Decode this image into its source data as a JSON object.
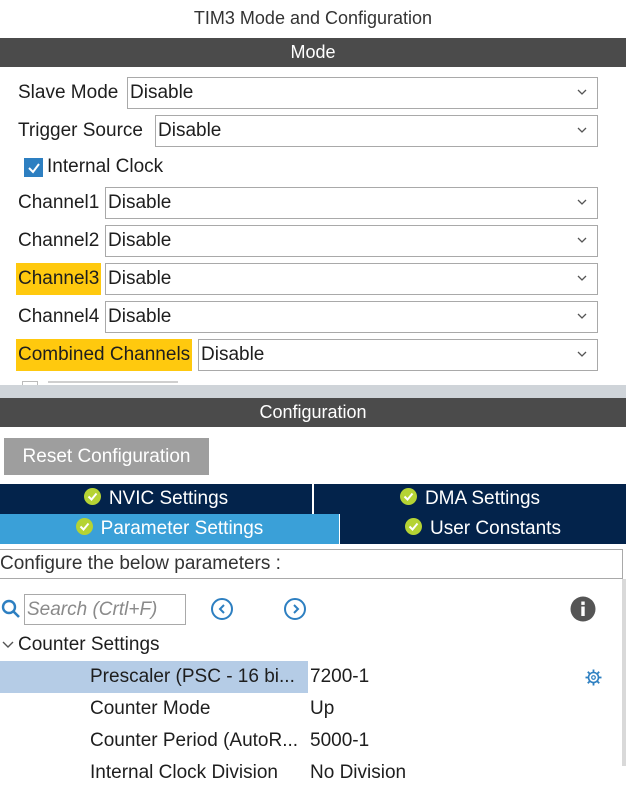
{
  "window": {
    "title": "TIM3 Mode and Configuration"
  },
  "mode": {
    "header": "Mode",
    "slave_mode": {
      "label": "Slave Mode",
      "value": "Disable"
    },
    "trigger_source": {
      "label": "Trigger Source",
      "value": "Disable"
    },
    "internal_clock": {
      "label": "Internal Clock",
      "checked": true
    },
    "channel1": {
      "label": "Channel1",
      "value": "Disable"
    },
    "channel2": {
      "label": "Channel2",
      "value": "Disable"
    },
    "channel3": {
      "label": "Channel3",
      "value": "Disable",
      "highlight": true
    },
    "channel4": {
      "label": "Channel4",
      "value": "Disable"
    },
    "combined_channels": {
      "label": "Combined Channels",
      "value": "Disable",
      "highlight": true
    }
  },
  "configuration": {
    "header": "Configuration",
    "reset_label": "Reset Configuration",
    "tabs": {
      "nvic": "NVIC Settings",
      "dma": "DMA Settings",
      "parameter": "Parameter Settings",
      "user_constants": "User Constants"
    },
    "description": "Configure the below parameters :",
    "search_placeholder": "Search (Crtl+F)",
    "counter_settings": {
      "group_label": "Counter Settings",
      "rows": [
        {
          "name": "Prescaler (PSC - 16 bi...",
          "value": "7200-1"
        },
        {
          "name": "Counter Mode",
          "value": "Up"
        },
        {
          "name": "Counter Period (AutoR...",
          "value": "5000-1"
        },
        {
          "name": "Internal Clock Division",
          "value": "No Division"
        }
      ]
    }
  },
  "colors": {
    "section_bar": "#4b4b4b",
    "highlight": "#ffc90e",
    "tab_dark": "#03234b",
    "tab_active": "#3aa0d8",
    "ok_badge": "#b5d334",
    "selected_row": "#b5cce6",
    "accent": "#2d7fc1"
  }
}
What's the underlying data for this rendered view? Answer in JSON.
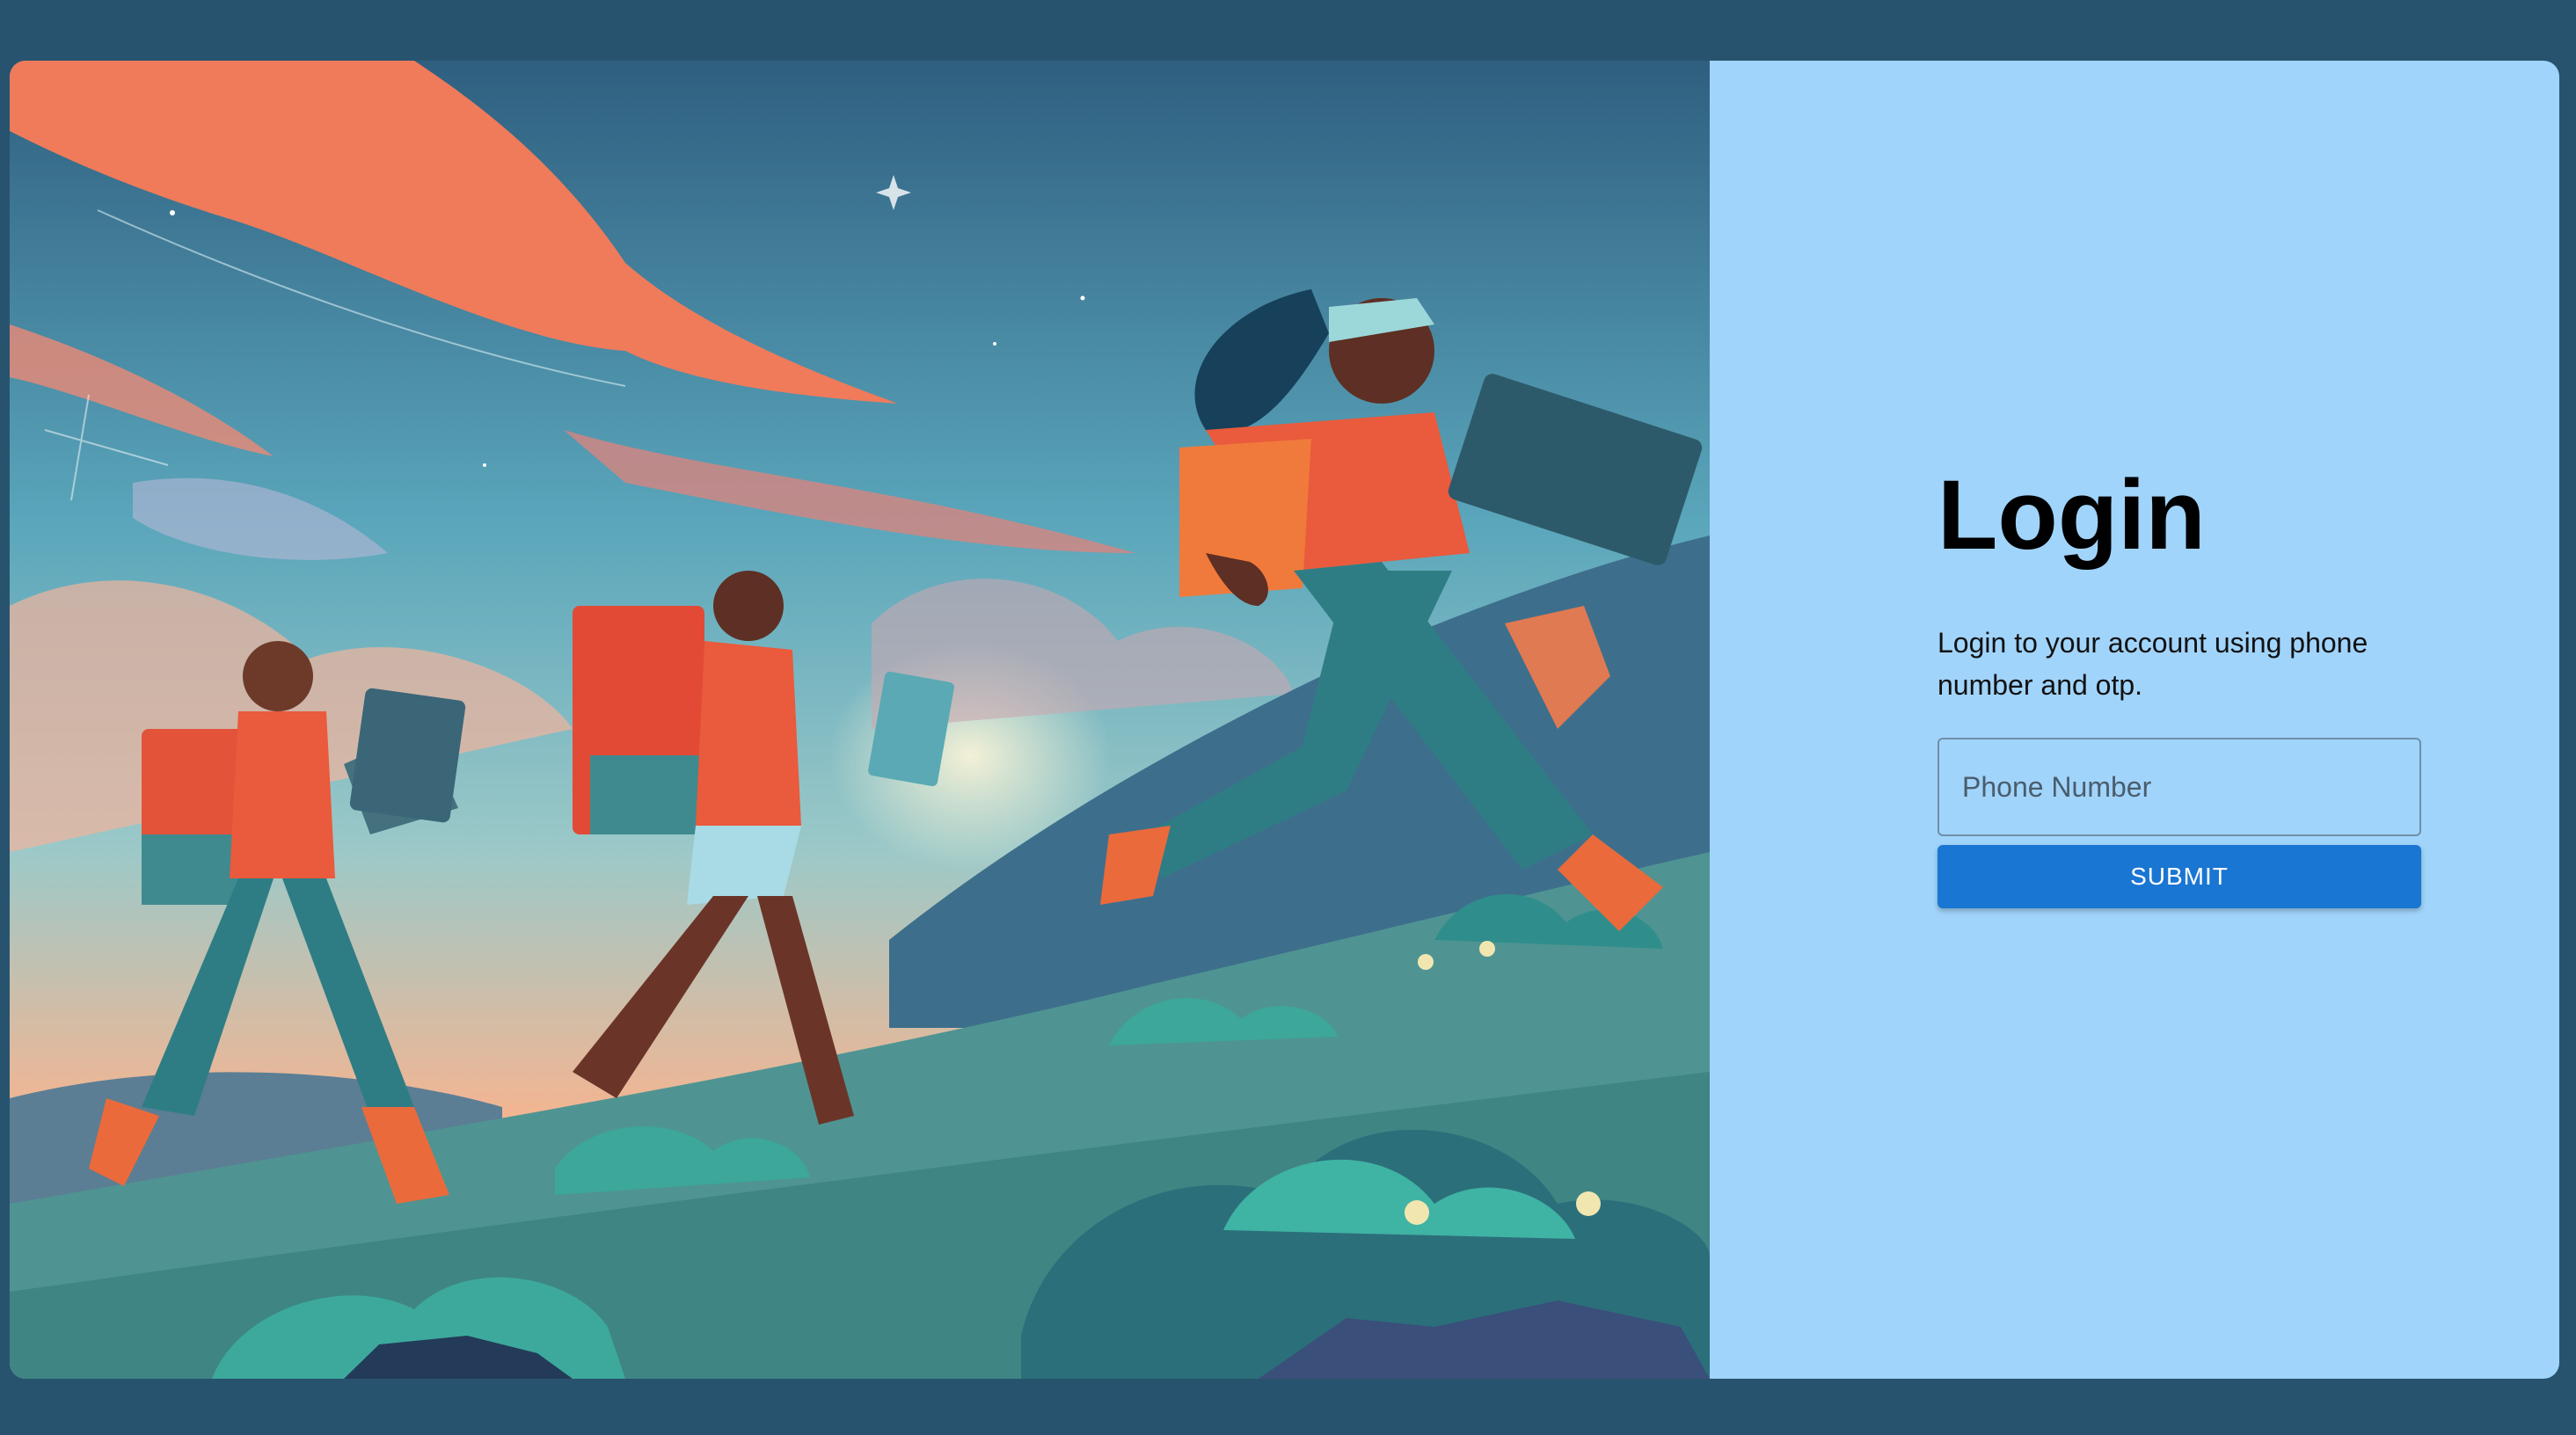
{
  "hero": {
    "image_name": "people-running-with-laptops-illustration",
    "colors": {
      "sky_top": "#2f6a86",
      "sky_mid": "#6fb6c4",
      "sky_horizon": "#f2a27a",
      "cloud": "#f0775a",
      "hill": "#4d8f8f",
      "hill_dark": "#2d6a78",
      "shirt": "#ea5a3c",
      "pants": "#2f7d84",
      "skin": "#7a3f2f"
    }
  },
  "login": {
    "title": "Login",
    "subtitle": "Login to your account using phone number and otp.",
    "phone_placeholder": "Phone Number",
    "submit_label": "SUBMIT"
  },
  "colors": {
    "page_background": "#28536e",
    "panel_background": "#a1d4fb",
    "button": "#1976d2"
  }
}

######

▸ Exercise details
Using the records above, copy exactly and only the lines from the line with "What's the underlying" through the end, both included; leave every picture out.

▸ Written reply
What's the underlying data for this rendered view? Answer in JSON.
{
  "hero": {
    "image_name": "people-running-with-laptops-illustration",
    "colors": {
      "sky_top": "#2f6a86",
      "sky_mid": "#6fb6c4",
      "sky_horizon": "#f2a27a",
      "cloud": "#f0775a",
      "hill": "#4d8f8f",
      "hill_dark": "#2d6a78",
      "shirt": "#ea5a3c",
      "pants": "#2f7d84",
      "skin": "#7a3f2f"
    }
  },
  "login": {
    "title": "Login",
    "subtitle": "Login to your account using phone number and otp.",
    "phone_placeholder": "Phone Number",
    "submit_label": "SUBMIT"
  },
  "colors": {
    "page_background": "#28536e",
    "panel_background": "#a1d4fb",
    "button": "#1976d2"
  }
}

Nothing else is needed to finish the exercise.